• **Records for processing**:
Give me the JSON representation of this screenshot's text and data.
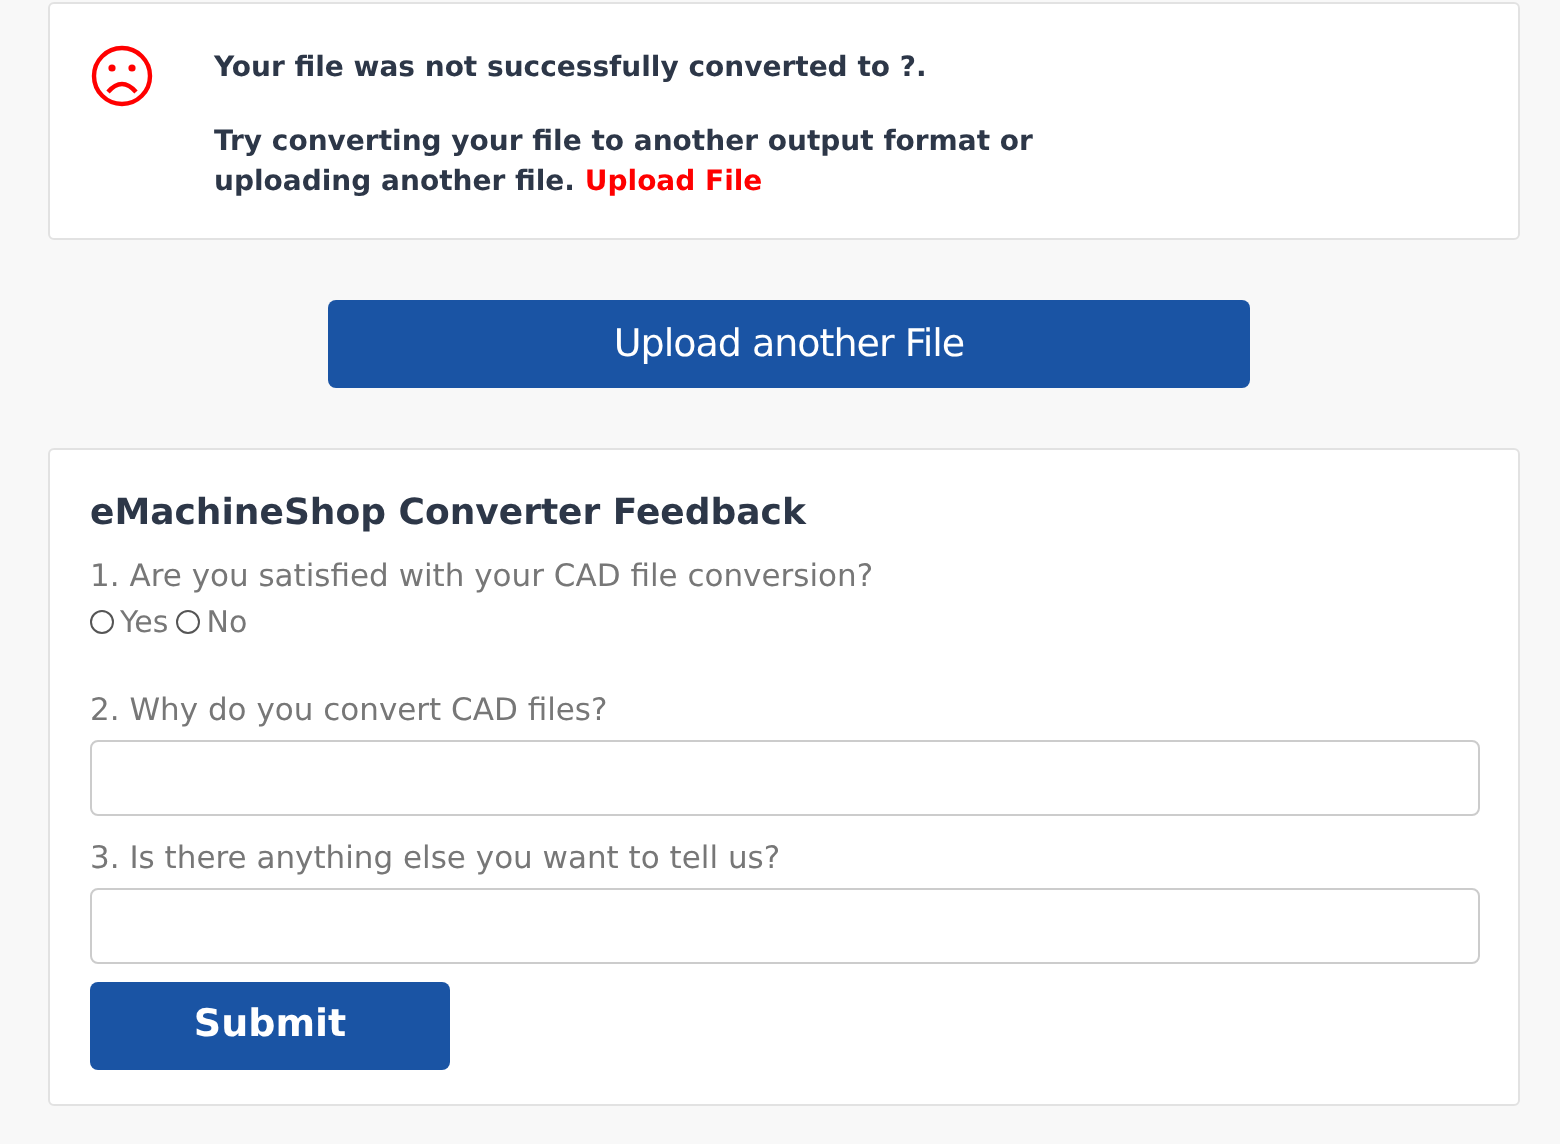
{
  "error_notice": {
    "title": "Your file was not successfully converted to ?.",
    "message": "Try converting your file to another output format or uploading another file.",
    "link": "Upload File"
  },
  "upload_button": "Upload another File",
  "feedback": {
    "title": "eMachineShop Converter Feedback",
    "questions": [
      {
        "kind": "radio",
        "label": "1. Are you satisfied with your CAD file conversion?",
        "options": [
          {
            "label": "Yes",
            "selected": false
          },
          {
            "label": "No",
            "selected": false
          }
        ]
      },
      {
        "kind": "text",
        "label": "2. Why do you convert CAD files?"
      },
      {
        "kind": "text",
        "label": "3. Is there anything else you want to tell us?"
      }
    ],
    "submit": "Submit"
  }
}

• **Brief**:
Repeat the data exactly in full, omitting its pictures.

• **Result for this exercise**:
Give me the JSON representation of this screenshot's text and data.
{
  "error_notice": {
    "title": "Your file was not successfully converted to ?.",
    "message": "Try converting your file to another output format or uploading another file.",
    "link": "Upload File"
  },
  "upload_button": "Upload another File",
  "feedback": {
    "title": "eMachineShop Converter Feedback",
    "questions": [
      {
        "kind": "radio",
        "label": "1. Are you satisfied with your CAD file conversion?",
        "options": [
          {
            "label": "Yes",
            "selected": false
          },
          {
            "label": "No",
            "selected": false
          }
        ]
      },
      {
        "kind": "text",
        "label": "2. Why do you convert CAD files?"
      },
      {
        "kind": "text",
        "label": "3. Is there anything else you want to tell us?"
      }
    ],
    "submit": "Submit"
  }
}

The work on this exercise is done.